[Stored data entries]
************
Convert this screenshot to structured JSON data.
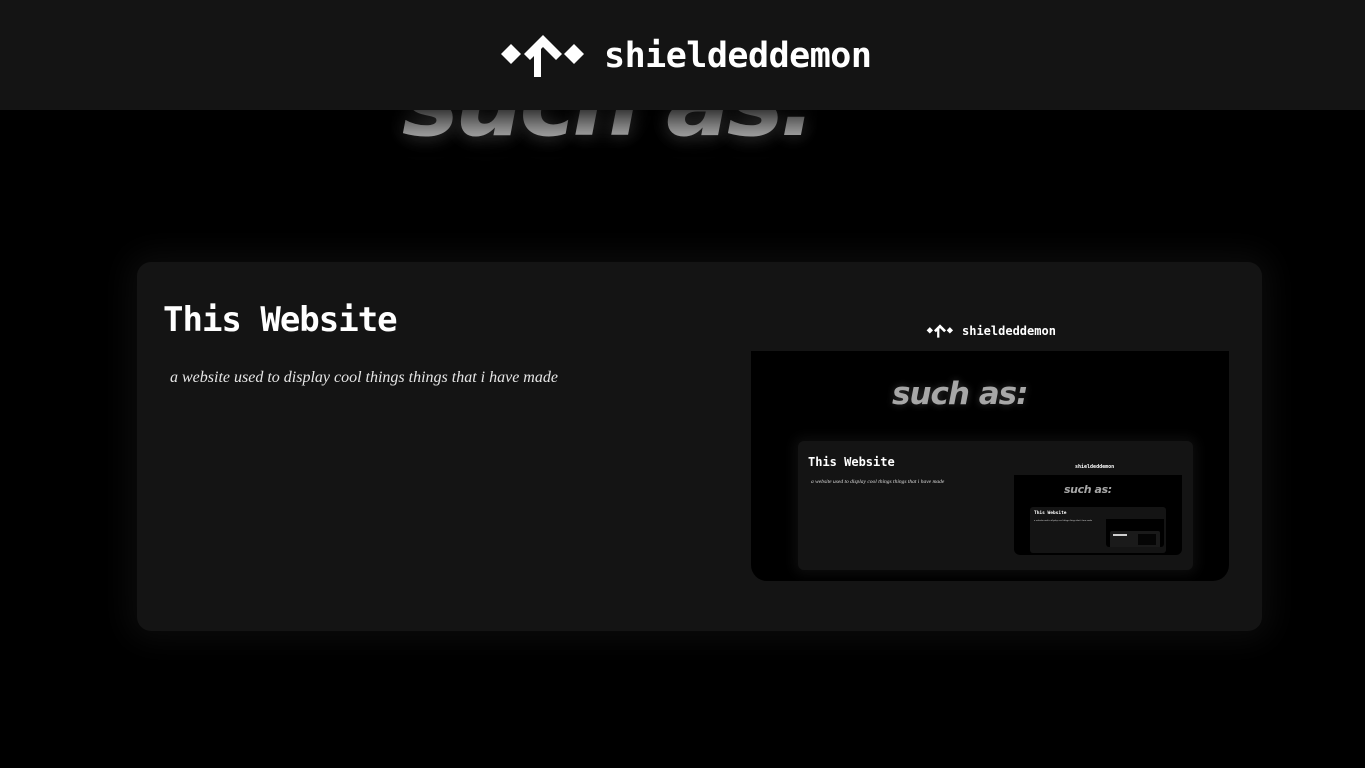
{
  "header": {
    "brand": "shieldeddemon",
    "logo_icon": "shieldeddemon-logo-icon"
  },
  "hero": {
    "heading": "such as:"
  },
  "projects": [
    {
      "title": "This Website",
      "description": "a website used to display cool things things that i have made",
      "preview": {
        "brand": "shieldeddemon",
        "heading": "such as:",
        "card_title": "This Website",
        "card_description": "a website used to display cool things things that i have made",
        "nested": {
          "brand": "shieldeddemon",
          "heading": "such as:",
          "card_title": "This Website",
          "card_description": "a website used to display cool things things that i have made"
        }
      }
    }
  ],
  "colors": {
    "background": "#000000",
    "header_bg": "#141414",
    "card_bg": "#141414",
    "text_primary": "#ffffff",
    "hero_text": "#a7a7a7"
  }
}
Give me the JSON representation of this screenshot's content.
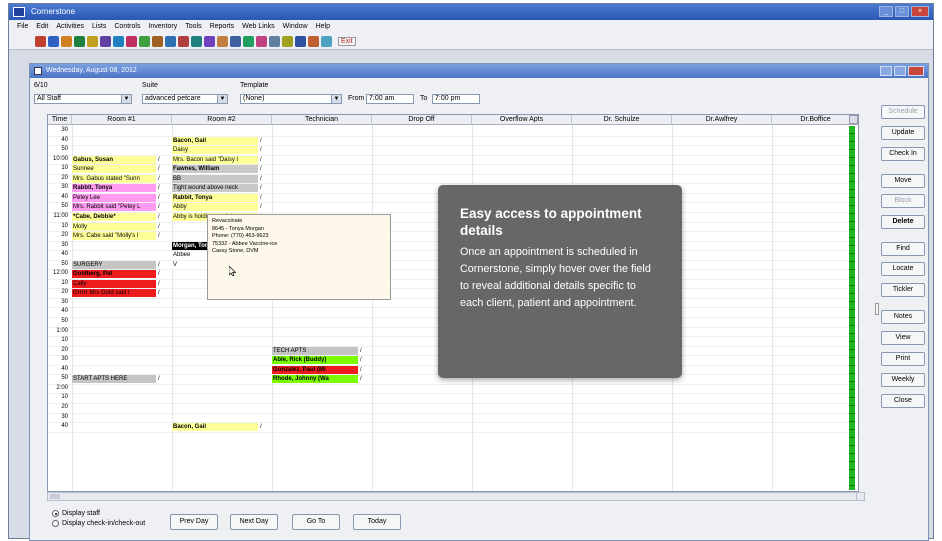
************
Read through the lines above and collect those that contain the string "screenshot".

Convert this screenshot to structured JSON data.
Give me the JSON representation of this screenshot's content.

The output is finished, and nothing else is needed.